Problem details:
Which lines below hold the word "حامد"? Copy all of them.

Dataset records
* * *

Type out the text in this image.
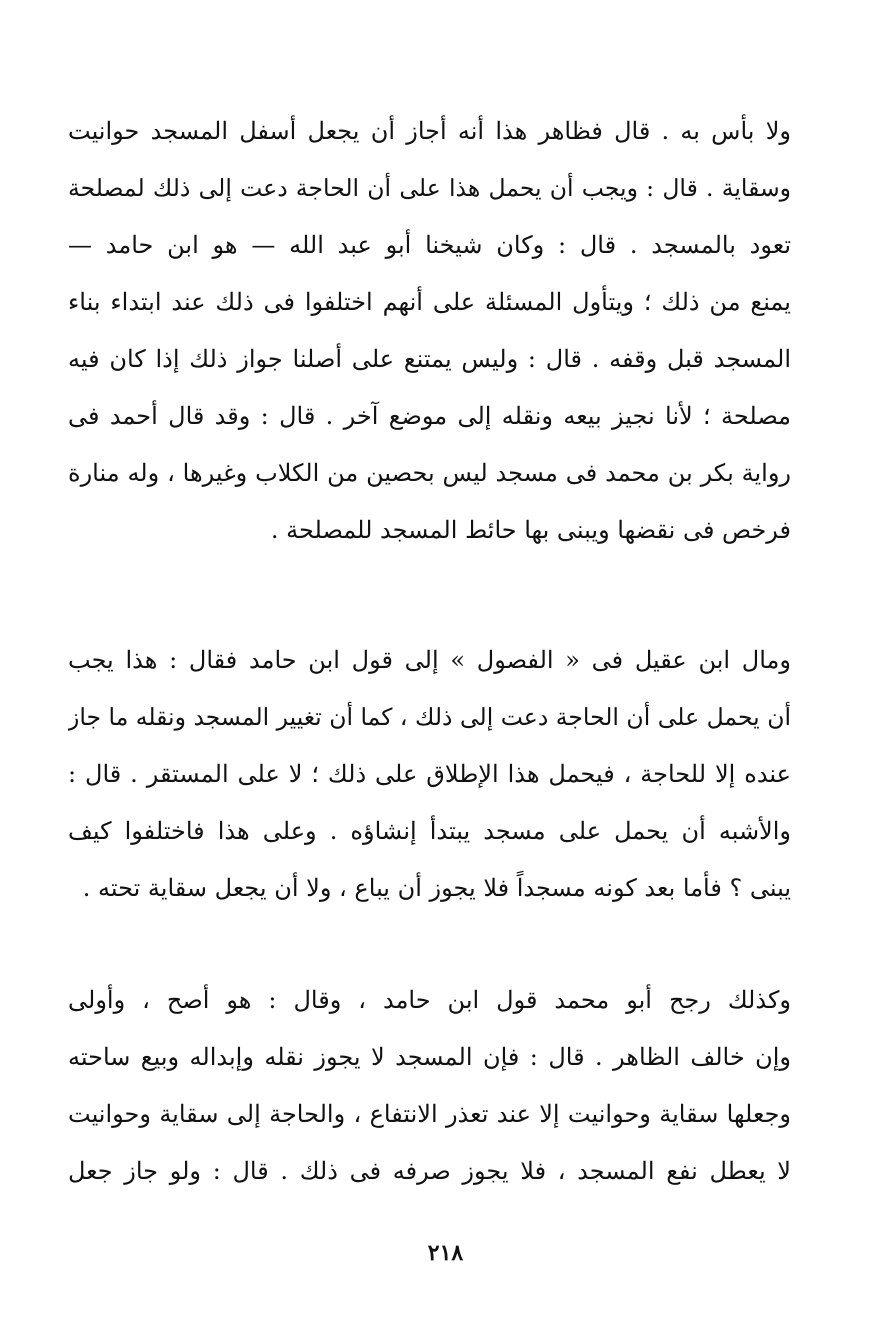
ولا بأس به . قال فظاهر هذا أنه أجاز أن يجعل أسفل المسجد حوانيت
وسقاية . قال : ويجب أن يحمل هذا على أن الحاجة دعت إلى ذلك لمصلحة
تعود بالمسجد . قال : وكان شيخنا أبو عبد الله — هو ابن حامد —
يمنع من ذلك ؛ ويتأول المسئلة على أنهم اختلفوا فى ذلك عند ابتداء بناء
المسجد قبل وقفه . قال : وليس يمتنع على أصلنا جواز ذلك إذا كان فيه
مصلحة ؛ لأنا نجيز بيعه ونقله إلى موضع آخر . قال : وقد قال أحمد فى
رواية بكر بن محمد فى مسجد ليس بحصين من الكلاب وغيرها ، وله منارة
فرخص فى نقضها ويبنى بها حائط المسجد للمصلحة .
ومال ابن عقيل فى « الفصول » إلى قول ابن حامد فقال : هذا يجب
أن يحمل على أن الحاجة دعت إلى ذلك ، كما أن تغيير المسجد ونقله ما جاز
عنده إلا للحاجة ، فيحمل هذا الإطلاق على ذلك ؛ لا على المستقر . قال :
والأشبه أن يحمل على مسجد يبتدأ إنشاؤه . وعلى هذا فاختلفوا كيف
يبنى ؟ فأما بعد كونه مسجداً فلا يجوز أن يباع ، ولا أن يجعل سقاية تحته .
وكذلك رجح أبو محمد قول ابن حامد ، وقال : هو أصح ، وأولى
وإن خالف الظاهر . قال : فإن المسجد لا يجوز نقله وإبداله وبيع ساحته
وجعلها سقاية وحوانيت إلا عند تعذر الانتفاع ، والحاجة إلى سقاية وحوانيت
لا يعطل نفع المسجد ، فلا يجوز صرفه فى ذلك . قال : ولو جاز جعل
٢١٨
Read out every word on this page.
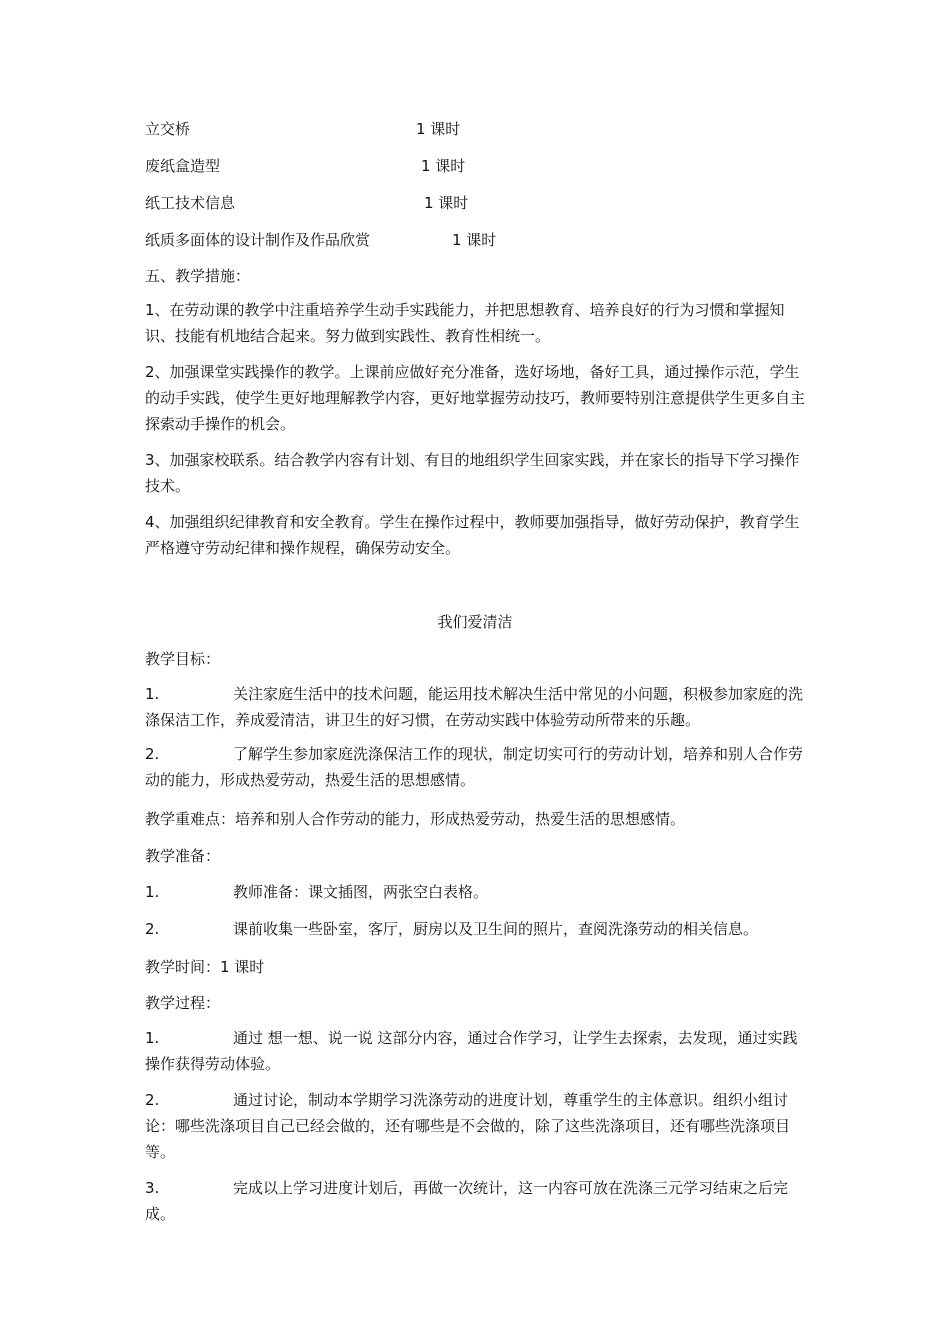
立交桥	1 课时
废纸盒造型	1 课时
纸工技术信息	1 课时
纸质多面体的设计制作及作品欣赏	1 课时
五、教学措施：
1、在劳动课的教学中注重培养学生动手实践能力，并把思想教育、培养良好的行为习惯和掌握知识、技能有机地结合起来。努力做到实践性、教育性相统一。
2、加强课堂实践操作的教学。上课前应做好充分准备，选好场地，备好工具，通过操作示范，学生的动手实践，使学生更好地理解教学内容，更好地掌握劳动技巧，教师要特别注意提供学生更多自主探索动手操作的机会。
3、加强家校联系。结合教学内容有计划、有目的地组织学生回家实践，并在家长的指导下学习操作技术。
4、加强组织纪律教育和安全教育。学生在操作过程中，教师要加强指导，做好劳动保护，教育学生严格遵守劳动纪律和操作规程，确保劳动安全。
我们爱清洁
教学目标：
1.	关注家庭生活中的技术问题，能运用技术解决生活中常见的小问题，积极参加家庭的洗涤保洁工作，养成爱清洁，讲卫生的好习惯，在劳动实践中体验劳动所带来的乐趣。
2.	了解学生参加家庭洗涤保洁工作的现状，制定切实可行的劳动计划，培养和别人合作劳动的能力，形成热爱劳动，热爱生活的思想感情。
教学重难点：培养和别人合作劳动的能力，形成热爱劳动，热爱生活的思想感情。
教学准备：
1.	教师准备：课文插图，两张空白表格。
2.	课前收集一些卧室，客厅，厨房以及卫生间的照片，查阅洗涤劳动的相关信息。
教学时间：1 课时
教学过程：
1.	通过 想一想、说一说 这部分内容，通过合作学习，让学生去探索，去发现，通过实践操作获得劳动体验。
2.	通过讨论，制动本学期学习洗涤劳动的进度计划，尊重学生的主体意识。组织小组讨论：哪些洗涤项目自己已经会做的，还有哪些是不会做的，除了这些洗涤项目，还有哪些洗涤项目等。
3.	完成以上学习进度计划后，再做一次统计，这一内容可放在洗涤三元学习结束之后完成。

* * *

Answer to the problem:
تعود بالمسجد . قال : وكان شيخنا أبو عبد الله — هو ابن حامد —
ومال ابن عقيل فى « الفصول » إلى قول ابن حامد فقال : هذا يجب
وكذلك رجح أبو محمد قول ابن حامد ، وقال : هو أصح ، وأولى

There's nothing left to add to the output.